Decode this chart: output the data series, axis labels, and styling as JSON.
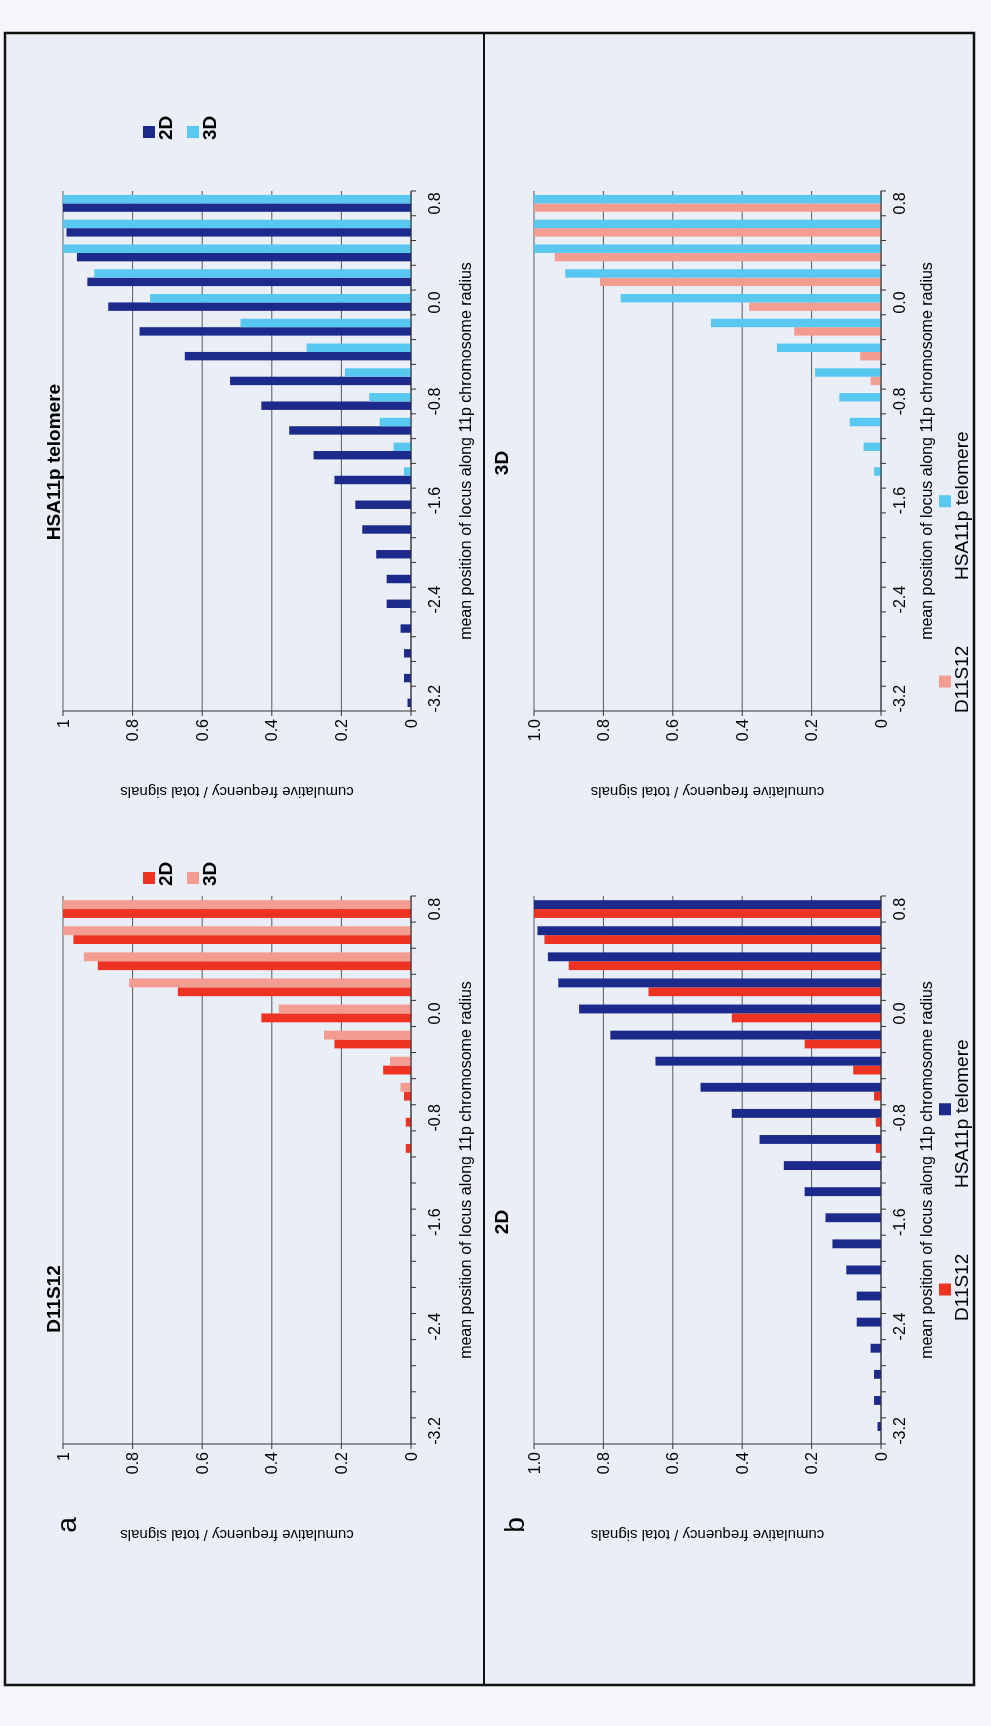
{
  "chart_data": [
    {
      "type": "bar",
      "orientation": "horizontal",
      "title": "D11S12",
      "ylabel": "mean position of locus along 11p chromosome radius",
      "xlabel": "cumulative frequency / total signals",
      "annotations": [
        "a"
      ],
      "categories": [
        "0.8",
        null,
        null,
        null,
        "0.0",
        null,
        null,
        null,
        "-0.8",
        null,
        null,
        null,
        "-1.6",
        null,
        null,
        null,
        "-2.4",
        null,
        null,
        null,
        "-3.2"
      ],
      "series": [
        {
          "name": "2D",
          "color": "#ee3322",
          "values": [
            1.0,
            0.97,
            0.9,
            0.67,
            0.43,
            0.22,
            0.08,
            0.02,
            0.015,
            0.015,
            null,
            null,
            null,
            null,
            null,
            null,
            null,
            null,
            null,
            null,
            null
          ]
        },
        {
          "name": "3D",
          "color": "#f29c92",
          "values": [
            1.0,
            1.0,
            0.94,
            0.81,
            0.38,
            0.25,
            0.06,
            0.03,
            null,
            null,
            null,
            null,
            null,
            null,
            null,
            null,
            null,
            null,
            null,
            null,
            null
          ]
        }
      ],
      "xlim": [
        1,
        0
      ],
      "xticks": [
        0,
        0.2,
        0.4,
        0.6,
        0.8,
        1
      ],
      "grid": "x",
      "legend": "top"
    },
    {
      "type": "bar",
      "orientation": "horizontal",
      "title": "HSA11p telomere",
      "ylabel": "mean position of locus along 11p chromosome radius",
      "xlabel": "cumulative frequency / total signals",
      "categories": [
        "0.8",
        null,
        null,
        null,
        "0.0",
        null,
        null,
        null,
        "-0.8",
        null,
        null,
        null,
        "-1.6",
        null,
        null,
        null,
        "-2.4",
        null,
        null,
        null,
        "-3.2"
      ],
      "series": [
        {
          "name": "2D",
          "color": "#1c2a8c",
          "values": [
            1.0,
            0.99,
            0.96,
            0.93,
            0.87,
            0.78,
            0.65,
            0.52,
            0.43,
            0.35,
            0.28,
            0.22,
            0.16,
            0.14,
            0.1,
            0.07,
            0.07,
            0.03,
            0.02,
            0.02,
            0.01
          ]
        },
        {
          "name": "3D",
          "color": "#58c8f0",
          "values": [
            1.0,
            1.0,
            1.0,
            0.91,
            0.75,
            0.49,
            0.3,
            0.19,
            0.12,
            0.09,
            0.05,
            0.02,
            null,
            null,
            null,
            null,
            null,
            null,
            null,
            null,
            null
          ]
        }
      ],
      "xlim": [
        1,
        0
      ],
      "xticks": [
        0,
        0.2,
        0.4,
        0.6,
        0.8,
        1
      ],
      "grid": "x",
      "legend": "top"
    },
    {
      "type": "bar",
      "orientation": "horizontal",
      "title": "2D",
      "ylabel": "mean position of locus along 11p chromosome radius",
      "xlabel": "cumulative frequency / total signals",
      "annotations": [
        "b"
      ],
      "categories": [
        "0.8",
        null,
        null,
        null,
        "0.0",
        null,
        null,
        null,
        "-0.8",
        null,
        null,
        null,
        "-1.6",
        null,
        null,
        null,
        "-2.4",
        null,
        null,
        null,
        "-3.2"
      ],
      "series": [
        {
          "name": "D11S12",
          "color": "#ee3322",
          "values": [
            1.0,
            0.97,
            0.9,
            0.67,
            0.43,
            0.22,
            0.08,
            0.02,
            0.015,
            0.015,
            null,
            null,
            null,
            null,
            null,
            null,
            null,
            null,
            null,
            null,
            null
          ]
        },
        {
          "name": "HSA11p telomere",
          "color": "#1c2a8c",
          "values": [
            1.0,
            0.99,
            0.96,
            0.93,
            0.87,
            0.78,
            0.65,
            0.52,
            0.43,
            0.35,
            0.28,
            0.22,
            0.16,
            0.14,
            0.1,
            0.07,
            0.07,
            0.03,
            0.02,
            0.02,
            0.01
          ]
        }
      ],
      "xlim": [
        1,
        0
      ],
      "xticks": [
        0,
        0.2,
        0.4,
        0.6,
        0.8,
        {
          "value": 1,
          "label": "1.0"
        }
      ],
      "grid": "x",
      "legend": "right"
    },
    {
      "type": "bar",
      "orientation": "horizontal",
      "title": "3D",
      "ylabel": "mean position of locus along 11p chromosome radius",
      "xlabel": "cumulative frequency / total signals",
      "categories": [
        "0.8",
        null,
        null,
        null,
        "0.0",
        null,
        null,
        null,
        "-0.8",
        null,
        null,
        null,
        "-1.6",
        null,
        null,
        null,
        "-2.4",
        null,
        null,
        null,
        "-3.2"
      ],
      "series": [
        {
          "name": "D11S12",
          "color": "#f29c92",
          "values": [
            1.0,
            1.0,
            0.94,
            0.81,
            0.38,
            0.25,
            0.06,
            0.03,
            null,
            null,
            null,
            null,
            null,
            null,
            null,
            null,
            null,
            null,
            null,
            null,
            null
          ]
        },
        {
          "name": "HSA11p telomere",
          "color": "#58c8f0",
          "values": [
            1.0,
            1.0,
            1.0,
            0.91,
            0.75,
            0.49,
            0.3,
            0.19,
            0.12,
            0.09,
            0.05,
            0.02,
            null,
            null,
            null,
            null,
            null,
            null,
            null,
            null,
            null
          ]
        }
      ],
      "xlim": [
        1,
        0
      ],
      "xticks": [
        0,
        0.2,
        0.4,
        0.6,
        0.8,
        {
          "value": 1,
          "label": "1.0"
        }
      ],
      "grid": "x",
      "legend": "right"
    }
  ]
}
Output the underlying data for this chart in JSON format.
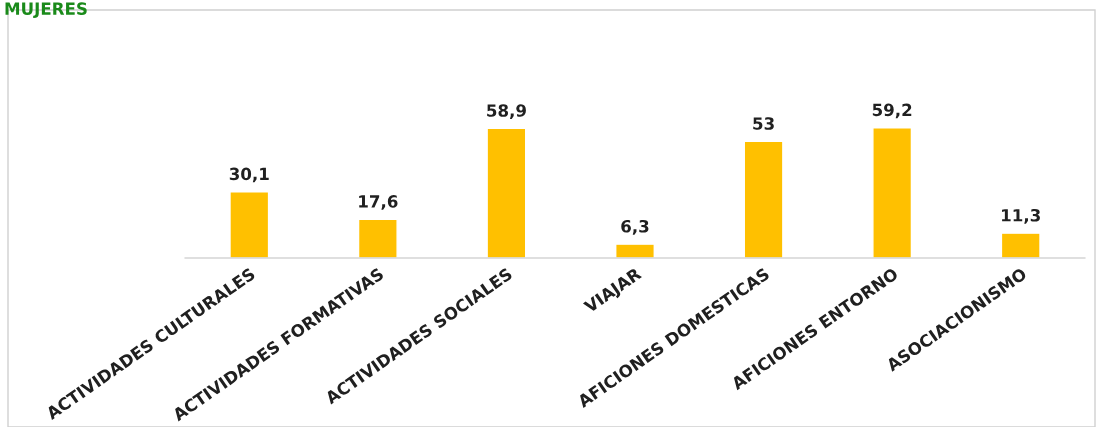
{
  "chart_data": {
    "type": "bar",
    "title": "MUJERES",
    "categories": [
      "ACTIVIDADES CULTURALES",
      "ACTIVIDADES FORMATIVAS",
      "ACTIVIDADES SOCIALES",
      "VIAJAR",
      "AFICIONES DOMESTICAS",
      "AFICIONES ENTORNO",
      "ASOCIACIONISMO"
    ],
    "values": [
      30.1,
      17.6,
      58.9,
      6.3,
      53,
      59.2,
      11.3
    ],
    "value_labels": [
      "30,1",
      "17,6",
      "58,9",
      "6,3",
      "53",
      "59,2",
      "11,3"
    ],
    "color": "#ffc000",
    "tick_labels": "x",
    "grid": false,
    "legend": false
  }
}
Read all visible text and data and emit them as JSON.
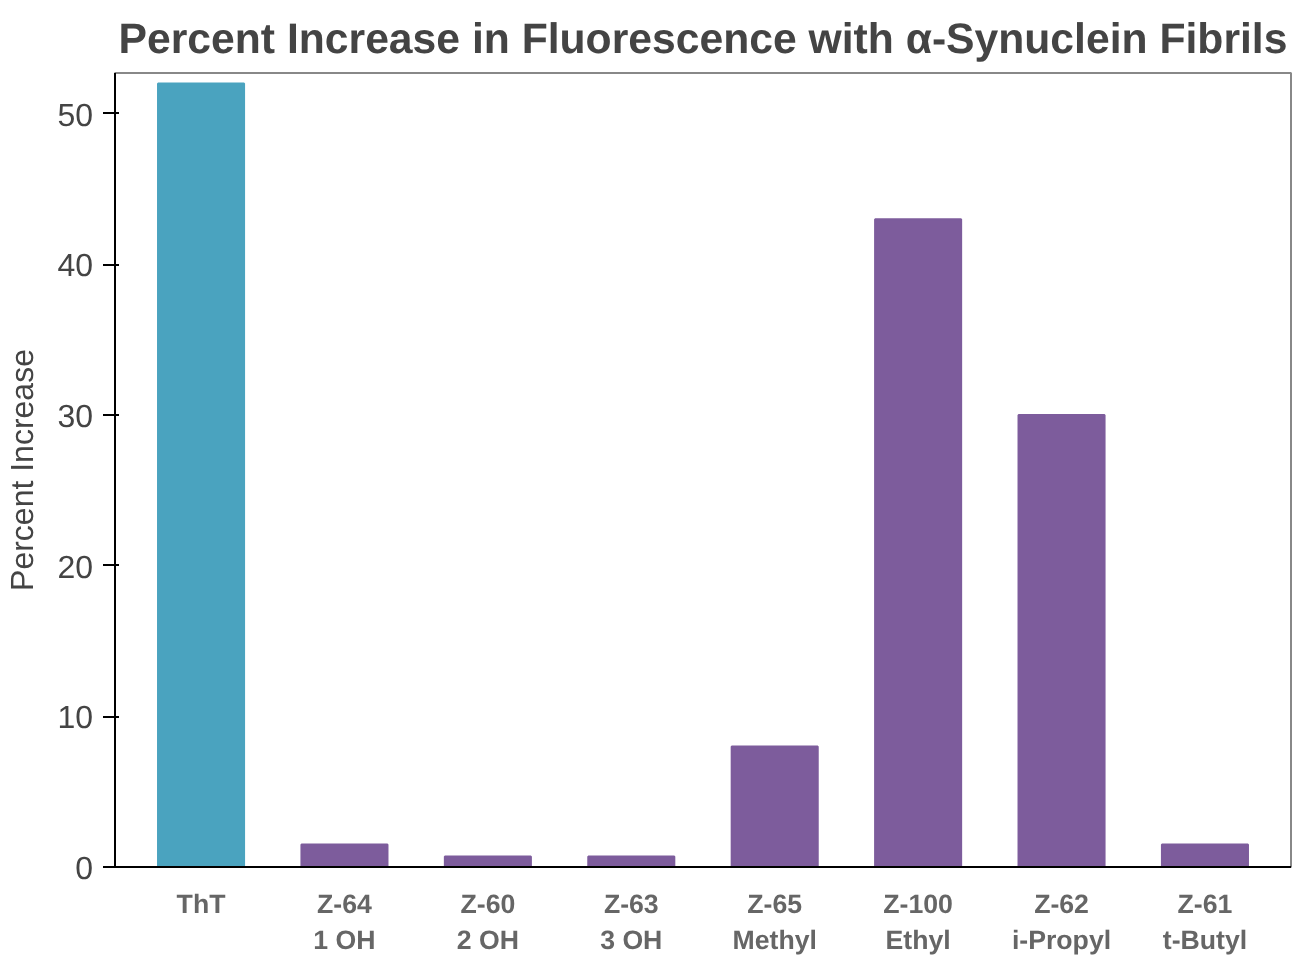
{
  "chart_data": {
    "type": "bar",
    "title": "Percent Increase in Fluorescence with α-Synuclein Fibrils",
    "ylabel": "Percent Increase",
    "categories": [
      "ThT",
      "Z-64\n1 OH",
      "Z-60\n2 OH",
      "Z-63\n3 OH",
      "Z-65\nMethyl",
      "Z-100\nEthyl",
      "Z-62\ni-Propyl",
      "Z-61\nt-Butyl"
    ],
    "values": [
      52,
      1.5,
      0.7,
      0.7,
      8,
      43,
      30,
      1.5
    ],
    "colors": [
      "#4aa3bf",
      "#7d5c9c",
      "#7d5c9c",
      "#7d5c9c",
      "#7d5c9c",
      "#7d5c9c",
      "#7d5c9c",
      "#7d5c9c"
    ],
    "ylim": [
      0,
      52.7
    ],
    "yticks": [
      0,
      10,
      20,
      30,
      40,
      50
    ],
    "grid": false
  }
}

# Problem to work on
Every entry above is to be set down exactly; the pictures are to be left out.

# The answer
Decode this chart: output the data series, axis labels, and styling as JSON.
{
  "chart_data": [
    {
      "type": "bar",
      "orientation": "horizontal",
      "title": "D11S12",
      "ylabel": "mean position of locus along 11p chromosome radius",
      "xlabel": "cumulative frequency / total signals",
      "annotations": [
        "a"
      ],
      "categories": [
        "0.8",
        null,
        null,
        null,
        "0.0",
        null,
        null,
        null,
        "-0.8",
        null,
        null,
        null,
        "-1.6",
        null,
        null,
        null,
        "-2.4",
        null,
        null,
        null,
        "-3.2"
      ],
      "series": [
        {
          "name": "2D",
          "color": "#ee3322",
          "values": [
            1.0,
            0.97,
            0.9,
            0.67,
            0.43,
            0.22,
            0.08,
            0.02,
            0.015,
            0.015,
            null,
            null,
            null,
            null,
            null,
            null,
            null,
            null,
            null,
            null,
            null
          ]
        },
        {
          "name": "3D",
          "color": "#f29c92",
          "values": [
            1.0,
            1.0,
            0.94,
            0.81,
            0.38,
            0.25,
            0.06,
            0.03,
            null,
            null,
            null,
            null,
            null,
            null,
            null,
            null,
            null,
            null,
            null,
            null,
            null
          ]
        }
      ],
      "xlim": [
        1,
        0
      ],
      "xticks": [
        0,
        0.2,
        0.4,
        0.6,
        0.8,
        1
      ],
      "grid": "x",
      "legend": "top"
    },
    {
      "type": "bar",
      "orientation": "horizontal",
      "title": "HSA11p telomere",
      "ylabel": "mean position of locus along 11p chromosome radius",
      "xlabel": "cumulative frequency / total signals",
      "categories": [
        "0.8",
        null,
        null,
        null,
        "0.0",
        null,
        null,
        null,
        "-0.8",
        null,
        null,
        null,
        "-1.6",
        null,
        null,
        null,
        "-2.4",
        null,
        null,
        null,
        "-3.2"
      ],
      "series": [
        {
          "name": "2D",
          "color": "#1c2a8c",
          "values": [
            1.0,
            0.99,
            0.96,
            0.93,
            0.87,
            0.78,
            0.65,
            0.52,
            0.43,
            0.35,
            0.28,
            0.22,
            0.16,
            0.14,
            0.1,
            0.07,
            0.07,
            0.03,
            0.02,
            0.02,
            0.01
          ]
        },
        {
          "name": "3D",
          "color": "#58c8f0",
          "values": [
            1.0,
            1.0,
            1.0,
            0.91,
            0.75,
            0.49,
            0.3,
            0.19,
            0.12,
            0.09,
            0.05,
            0.02,
            null,
            null,
            null,
            null,
            null,
            null,
            null,
            null,
            null
          ]
        }
      ],
      "xlim": [
        1,
        0
      ],
      "xticks": [
        0,
        0.2,
        0.4,
        0.6,
        0.8,
        1
      ],
      "grid": "x",
      "legend": "top"
    },
    {
      "type": "bar",
      "orientation": "horizontal",
      "title": "2D",
      "ylabel": "mean position of locus along 11p chromosome radius",
      "xlabel": "cumulative frequency / total signals",
      "annotations": [
        "b"
      ],
      "categories": [
        "0.8",
        null,
        null,
        null,
        "0.0",
        null,
        null,
        null,
        "-0.8",
        null,
        null,
        null,
        "-1.6",
        null,
        null,
        null,
        "-2.4",
        null,
        null,
        null,
        "-3.2"
      ],
      "series": [
        {
          "name": "D11S12",
          "color": "#ee3322",
          "values": [
            1.0,
            0.97,
            0.9,
            0.67,
            0.43,
            0.22,
            0.08,
            0.02,
            0.015,
            0.015,
            null,
            null,
            null,
            null,
            null,
            null,
            null,
            null,
            null,
            null,
            null
          ]
        },
        {
          "name": "HSA11p telomere",
          "color": "#1c2a8c",
          "values": [
            1.0,
            0.99,
            0.96,
            0.93,
            0.87,
            0.78,
            0.65,
            0.52,
            0.43,
            0.35,
            0.28,
            0.22,
            0.16,
            0.14,
            0.1,
            0.07,
            0.07,
            0.03,
            0.02,
            0.02,
            0.01
          ]
        }
      ],
      "xlim": [
        1,
        0
      ],
      "xticks": [
        0,
        0.2,
        0.4,
        0.6,
        0.8,
        {
          "value": 1,
          "label": "1.0"
        }
      ],
      "grid": "x",
      "legend": "right"
    },
    {
      "type": "bar",
      "orientation": "horizontal",
      "title": "3D",
      "ylabel": "mean position of locus along 11p chromosome radius",
      "xlabel": "cumulative frequency / total signals",
      "categories": [
        "0.8",
        null,
        null,
        null,
        "0.0",
        null,
        null,
        null,
        "-0.8",
        null,
        null,
        null,
        "-1.6",
        null,
        null,
        null,
        "-2.4",
        null,
        null,
        null,
        "-3.2"
      ],
      "series": [
        {
          "name": "D11S12",
          "color": "#f29c92",
          "values": [
            1.0,
            1.0,
            0.94,
            0.81,
            0.38,
            0.25,
            0.06,
            0.03,
            null,
            null,
            null,
            null,
            null,
            null,
            null,
            null,
            null,
            null,
            null,
            null,
            null
          ]
        },
        {
          "name": "HSA11p telomere",
          "color": "#58c8f0",
          "values": [
            1.0,
            1.0,
            1.0,
            0.91,
            0.75,
            0.49,
            0.3,
            0.19,
            0.12,
            0.09,
            0.05,
            0.02,
            null,
            null,
            null,
            null,
            null,
            null,
            null,
            null,
            null
          ]
        }
      ],
      "xlim": [
        1,
        0
      ],
      "xticks": [
        0,
        0.2,
        0.4,
        0.6,
        0.8,
        {
          "value": 1,
          "label": "1.0"
        }
      ],
      "grid": "x",
      "legend": "right"
    }
  ]
}
Output the underlying data for this chart in JSON format.
{
  "chart_data": {
    "type": "bar",
    "title": "MUJERES",
    "categories": [
      "ACTIVIDADES CULTURALES",
      "ACTIVIDADES FORMATIVAS",
      "ACTIVIDADES SOCIALES",
      "VIAJAR",
      "AFICIONES DOMESTICAS",
      "AFICIONES ENTORNO",
      "ASOCIACIONISMO"
    ],
    "values": [
      30.1,
      17.6,
      58.9,
      6.3,
      53,
      59.2,
      11.3
    ],
    "value_labels": [
      "30,1",
      "17,6",
      "58,9",
      "6,3",
      "53",
      "59,2",
      "11,3"
    ],
    "color": "#ffc000",
    "tick_labels": "x",
    "grid": false,
    "legend": false
  }
}
Read all visible text and data and emit them as JSON.
{
  "chart_data": {
    "type": "bar",
    "title": "Percent Increase in Fluorescence with α-Synuclein Fibrils",
    "ylabel": "Percent Increase",
    "categories": [
      "ThT",
      "Z-64\n1 OH",
      "Z-60\n2 OH",
      "Z-63\n3 OH",
      "Z-65\nMethyl",
      "Z-100\nEthyl",
      "Z-62\ni-Propyl",
      "Z-61\nt-Butyl"
    ],
    "values": [
      52,
      1.5,
      0.7,
      0.7,
      8,
      43,
      30,
      1.5
    ],
    "colors": [
      "#4aa3bf",
      "#7d5c9c",
      "#7d5c9c",
      "#7d5c9c",
      "#7d5c9c",
      "#7d5c9c",
      "#7d5c9c",
      "#7d5c9c"
    ],
    "ylim": [
      0,
      52.7
    ],
    "yticks": [
      0,
      10,
      20,
      30,
      40,
      50
    ],
    "grid": false
  }
}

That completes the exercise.